### [Directive A]
Render the listing lines between the one holding "y-tick-label: 15 xyxy=(25,132,37,144)" and the one holding "legend: Sense, perfect", inclusive, as a Markdown table with the columns Row and Line, leaving out blank lines.

### [Text section]
━━━━━━━━━━━━━━━━━━━━

What my adventure in time management DID do was help me prioritize my non-writing time in the mornings. I'm no longer losing writing days because I'm dealing with the Internet. My email is under control, Facebook is limited to marketing, a once or twice a day gander at status updates and a firm hand on the "Ignore All" button when it comes to invitations, drink requests, fairies and the like. It's liberating, I'll tell you that. I feel much more settled with my writing. My To Do list is consistently getting dealt with and I don't feel that clawing sense of guilt when I'm not writing. I've even gotten my reading back on track (which is probably a major reason my writing is going better.)

One of the things I heartily believe in is rewarding yourself when you accomplish your goals – major and minor. My latest little reward (for a three day turnaround on a full edit of Edge of Black, natch) was a beautiful, shiny rollerball pen to take on tour with me. I love fancy pens, and I have a gorgeous Mont Blanc that I adore. But I'm scared to death to take it on the road with me for fear of losing it. Which is kind of silly, because I never lose anything. I'm so good about that. I'm still wearing a ring I bought in Hawaii when I was 15. I've only lost one earring, (that was a function of the idiot I loaned it to in a parking lot to pierce his ear dropping it in the gravel. It ws my favorite diamond stud, too. Who's the idiot?) I have a twenty-year-old watch, a twenty-year-old Mont Blanc, and a seventeen-year-old truck. Oh, and a fourteen-year-old marraige, so I haven't lost him either ; )

━━━━━━━━━━━━━━━━━━━━

### [Material for this exercise]

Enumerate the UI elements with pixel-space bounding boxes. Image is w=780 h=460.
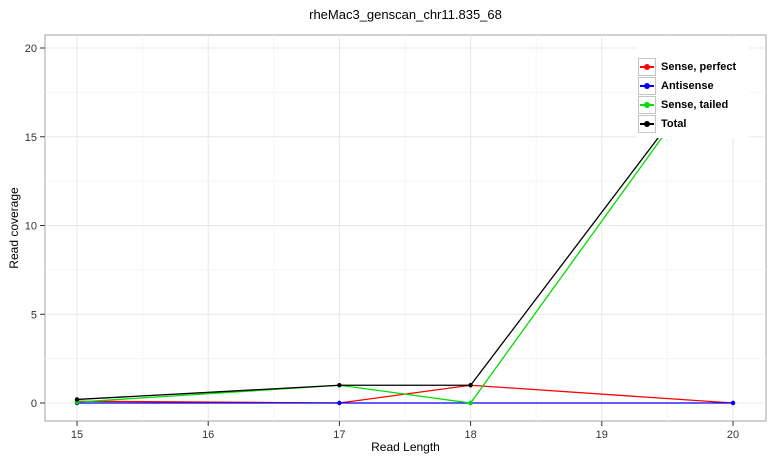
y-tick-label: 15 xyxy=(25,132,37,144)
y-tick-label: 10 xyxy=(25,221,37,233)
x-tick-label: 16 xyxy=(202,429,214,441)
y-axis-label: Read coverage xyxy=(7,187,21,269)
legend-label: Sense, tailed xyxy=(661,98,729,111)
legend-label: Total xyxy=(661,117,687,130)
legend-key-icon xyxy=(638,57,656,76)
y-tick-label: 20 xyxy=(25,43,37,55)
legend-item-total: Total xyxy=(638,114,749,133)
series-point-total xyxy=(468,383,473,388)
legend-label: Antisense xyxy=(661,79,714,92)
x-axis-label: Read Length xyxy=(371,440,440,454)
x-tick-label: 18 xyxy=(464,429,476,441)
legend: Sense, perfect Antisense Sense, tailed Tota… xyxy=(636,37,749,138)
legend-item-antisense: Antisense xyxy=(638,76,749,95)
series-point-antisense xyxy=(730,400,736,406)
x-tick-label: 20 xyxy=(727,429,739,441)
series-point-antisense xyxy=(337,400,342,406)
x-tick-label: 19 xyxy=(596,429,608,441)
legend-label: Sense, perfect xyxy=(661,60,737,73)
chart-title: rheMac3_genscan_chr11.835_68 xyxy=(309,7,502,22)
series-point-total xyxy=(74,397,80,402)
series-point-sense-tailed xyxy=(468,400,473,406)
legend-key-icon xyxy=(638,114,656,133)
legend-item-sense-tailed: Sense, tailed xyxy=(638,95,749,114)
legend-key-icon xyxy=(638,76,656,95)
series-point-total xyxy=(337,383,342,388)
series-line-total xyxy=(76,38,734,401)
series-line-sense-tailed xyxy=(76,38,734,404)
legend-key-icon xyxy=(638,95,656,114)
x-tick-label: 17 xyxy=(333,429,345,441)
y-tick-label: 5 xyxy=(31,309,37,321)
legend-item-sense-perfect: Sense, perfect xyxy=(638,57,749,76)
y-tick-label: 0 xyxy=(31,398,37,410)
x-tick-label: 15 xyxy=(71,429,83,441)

━━━━━━━━━━━━━━━━━━━━

### [Directive B]
From the text on writing and time management, copy word for word the passage between "What my adventure" and "is going better.)", inclusive.

### [Task answer A]
| Row | Line |
|---|---|
| 1 | y-tick-label: 15 xyxy=(25,132,37,144) |
| 2 | y-tick-label: 10 xyxy=(25,221,37,233) |
| 3 | x-tick-label: 16 xyxy=(202,429,214,441) |
| 4 | y-axis-label: Read coverage xyxy=(7,187,21,269) |
| 5 | legend-label: Sense, tailed xyxy=(661,98,729,111) |
| 6 | legend-label: Total xyxy=(661,117,687,130) |
| 7 | legend-key-icon xyxy=(638,57,656,76) |
| 8 | y-tick-label: 20 xyxy=(25,43,37,55) |
| 9 | legend-item-total: Total xyxy=(638,114,749,133) |
| 10 | series-point-total xyxy=(468,383,473,388) |
| 11 | legend-label: Antisense xyxy=(661,79,714,92) |
| 12 | x-axis-label: Read Length xyxy=(371,440,440,454) |
| 13 | x-tick-label: 18 xyxy=(464,429,476,441) |
| 14 | legend: Sense, perfect Antisense Sense, tailed Tota… xyxy=(636,37,749,138) |

### [Task answer B]
What my adventure in time management DID do was help me prioritize my non-writing time in the mornings. I'm no longer losing writing days because I'm dealing with the Internet. My email is under control, Facebook is limited to marketing, a once or twice a day gander at status updates and a firm hand on the "Ignore All" button when it comes to invitations, drink requests, fairies and the like. It's liberating, I'll tell you that. I feel much more settled with my writing. My To Do list is consistently getting dealt with and I don't feel that clawing sense of guilt when I'm not writing. I've even gotten my reading back on track (which is probably a major reason my writing is going better.)